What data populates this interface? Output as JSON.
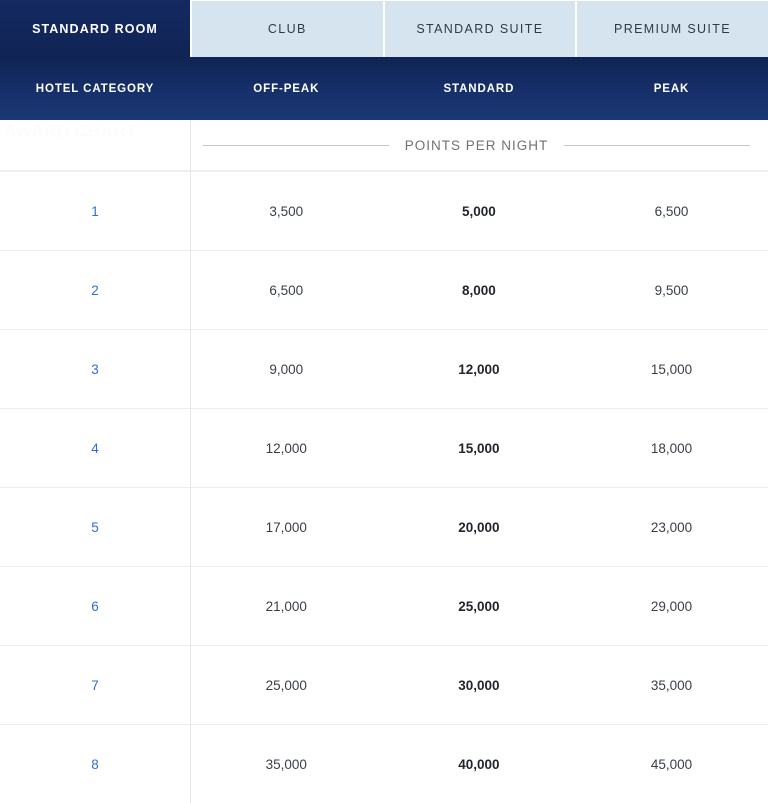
{
  "tabs": [
    {
      "label": "STANDARD ROOM",
      "active": true
    },
    {
      "label": "CLUB",
      "active": false
    },
    {
      "label": "STANDARD SUITE",
      "active": false
    },
    {
      "label": "PREMIUM SUITE",
      "active": false
    }
  ],
  "columns": [
    {
      "label": "HOTEL CATEGORY"
    },
    {
      "label": "OFF-PEAK"
    },
    {
      "label": "STANDARD"
    },
    {
      "label": "PEAK"
    }
  ],
  "section": {
    "points_label": "POINTS PER NIGHT",
    "watermark": "AWARD CHART"
  },
  "colors": {
    "header_navy": "#102454",
    "tab_inactive": "#d6e4ef",
    "category_link": "#2e6fd4",
    "rule": "#c4c7ca",
    "row_border": "#eceef0"
  },
  "rows": [
    {
      "category": "1",
      "off_peak": "3,500",
      "standard": "5,000",
      "peak": "6,500"
    },
    {
      "category": "2",
      "off_peak": "6,500",
      "standard": "8,000",
      "peak": "9,500"
    },
    {
      "category": "3",
      "off_peak": "9,000",
      "standard": "12,000",
      "peak": "15,000"
    },
    {
      "category": "4",
      "off_peak": "12,000",
      "standard": "15,000",
      "peak": "18,000"
    },
    {
      "category": "5",
      "off_peak": "17,000",
      "standard": "20,000",
      "peak": "23,000"
    },
    {
      "category": "6",
      "off_peak": "21,000",
      "standard": "25,000",
      "peak": "29,000"
    },
    {
      "category": "7",
      "off_peak": "25,000",
      "standard": "30,000",
      "peak": "35,000"
    },
    {
      "category": "8",
      "off_peak": "35,000",
      "standard": "40,000",
      "peak": "45,000"
    }
  ]
}
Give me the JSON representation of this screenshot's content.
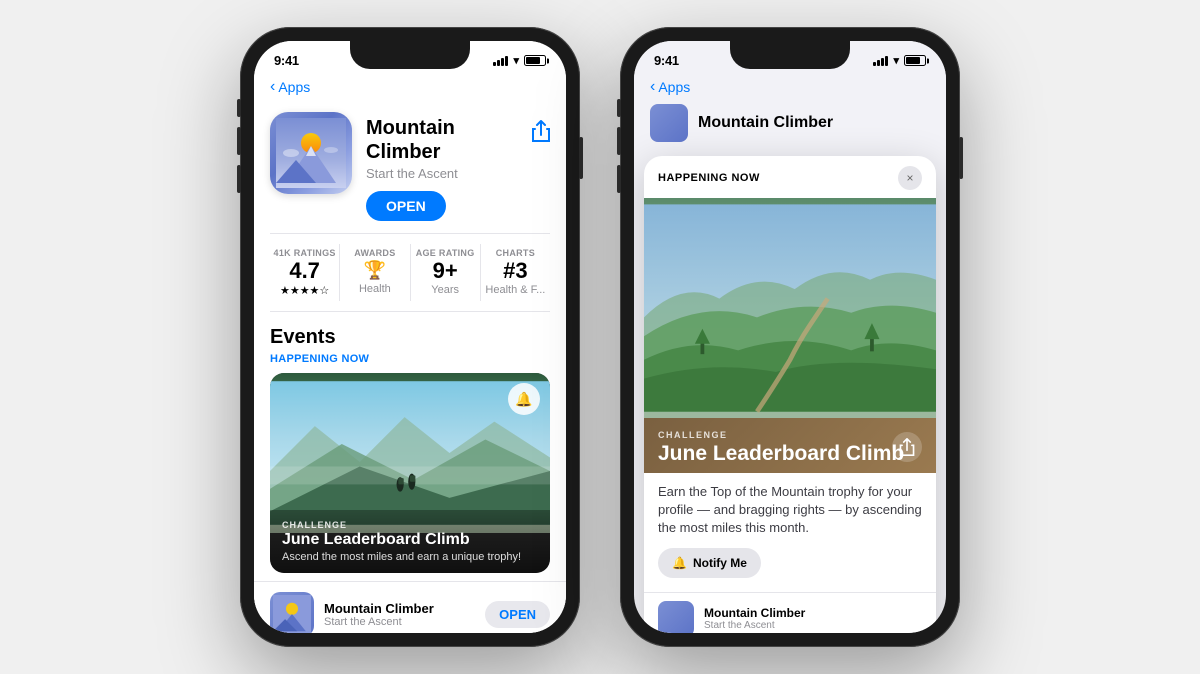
{
  "bg_color": "#f0f0f0",
  "phone1": {
    "time": "9:41",
    "back_label": "Apps",
    "app_name": "Mountain Climber",
    "app_subtitle": "Start the Ascent",
    "open_btn": "OPEN",
    "stats": {
      "ratings_label": "41K RATINGS",
      "rating_value": "4.7",
      "stars": "★★★★☆",
      "awards_label": "AWARDS",
      "editors_choice": "Editors' Choice",
      "awards_sub": "Health",
      "age_label": "AGE RATING",
      "age_value": "9+",
      "age_sub": "Years",
      "chart_label": "CHARTS",
      "chart_value": "#3",
      "chart_sub": "Health & F..."
    },
    "events_title": "Events",
    "happening_now": "HAPPENING NOW",
    "event": {
      "type": "CHALLENGE",
      "title": "June Leaderboard Climb",
      "desc": "Ascend the most miles and earn a unique trophy!"
    },
    "mini_app_name": "Mountain Climber",
    "mini_app_sub": "Start the Ascent",
    "mini_open_btn": "OPEN"
  },
  "phone2": {
    "time": "9:41",
    "back_label": "Apps",
    "app_name": "Mountain Climber",
    "popup_badge": "HAPPENING NOW",
    "close_icon": "×",
    "popup_challenge": "CHALLENGE",
    "popup_title": "June Leaderboard Climb",
    "popup_desc": "Earn the Top of the Mountain trophy for your profile — and bragging rights — by ascending the most miles this month.",
    "notify_btn": "Notify Me",
    "share_icon": "⬆"
  }
}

⁂

» **PROBLEM**
From the material above, copy everything exactly but the pictures.

» **RIGHT ANSWER**
What data populates this interface? Output as JSON.
{
  "tabs": [
    {
      "label": "STANDARD ROOM",
      "active": true
    },
    {
      "label": "CLUB",
      "active": false
    },
    {
      "label": "STANDARD SUITE",
      "active": false
    },
    {
      "label": "PREMIUM SUITE",
      "active": false
    }
  ],
  "columns": [
    {
      "label": "HOTEL CATEGORY"
    },
    {
      "label": "OFF-PEAK"
    },
    {
      "label": "STANDARD"
    },
    {
      "label": "PEAK"
    }
  ],
  "section": {
    "points_label": "POINTS PER NIGHT",
    "watermark": "AWARD CHART"
  },
  "colors": {
    "header_navy": "#102454",
    "tab_inactive": "#d6e4ef",
    "category_link": "#2e6fd4",
    "rule": "#c4c7ca",
    "row_border": "#eceef0"
  },
  "rows": [
    {
      "category": "1",
      "off_peak": "3,500",
      "standard": "5,000",
      "peak": "6,500"
    },
    {
      "category": "2",
      "off_peak": "6,500",
      "standard": "8,000",
      "peak": "9,500"
    },
    {
      "category": "3",
      "off_peak": "9,000",
      "standard": "12,000",
      "peak": "15,000"
    },
    {
      "category": "4",
      "off_peak": "12,000",
      "standard": "15,000",
      "peak": "18,000"
    },
    {
      "category": "5",
      "off_peak": "17,000",
      "standard": "20,000",
      "peak": "23,000"
    },
    {
      "category": "6",
      "off_peak": "21,000",
      "standard": "25,000",
      "peak": "29,000"
    },
    {
      "category": "7",
      "off_peak": "25,000",
      "standard": "30,000",
      "peak": "35,000"
    },
    {
      "category": "8",
      "off_peak": "35,000",
      "standard": "40,000",
      "peak": "45,000"
    }
  ]
}
Give me the JSON representation of this screenshot's content.
{
  "bg_color": "#f0f0f0",
  "phone1": {
    "time": "9:41",
    "back_label": "Apps",
    "app_name": "Mountain Climber",
    "app_subtitle": "Start the Ascent",
    "open_btn": "OPEN",
    "stats": {
      "ratings_label": "41K RATINGS",
      "rating_value": "4.7",
      "stars": "★★★★☆",
      "awards_label": "AWARDS",
      "editors_choice": "Editors' Choice",
      "awards_sub": "Health",
      "age_label": "AGE RATING",
      "age_value": "9+",
      "age_sub": "Years",
      "chart_label": "CHARTS",
      "chart_value": "#3",
      "chart_sub": "Health & F..."
    },
    "events_title": "Events",
    "happening_now": "HAPPENING NOW",
    "event": {
      "type": "CHALLENGE",
      "title": "June Leaderboard Climb",
      "desc": "Ascend the most miles and earn a unique trophy!"
    },
    "mini_app_name": "Mountain Climber",
    "mini_app_sub": "Start the Ascent",
    "mini_open_btn": "OPEN"
  },
  "phone2": {
    "time": "9:41",
    "back_label": "Apps",
    "app_name": "Mountain Climber",
    "popup_badge": "HAPPENING NOW",
    "close_icon": "×",
    "popup_challenge": "CHALLENGE",
    "popup_title": "June Leaderboard Climb",
    "popup_desc": "Earn the Top of the Mountain trophy for your profile — and bragging rights — by ascending the most miles this month.",
    "notify_btn": "Notify Me",
    "share_icon": "⬆"
  }
}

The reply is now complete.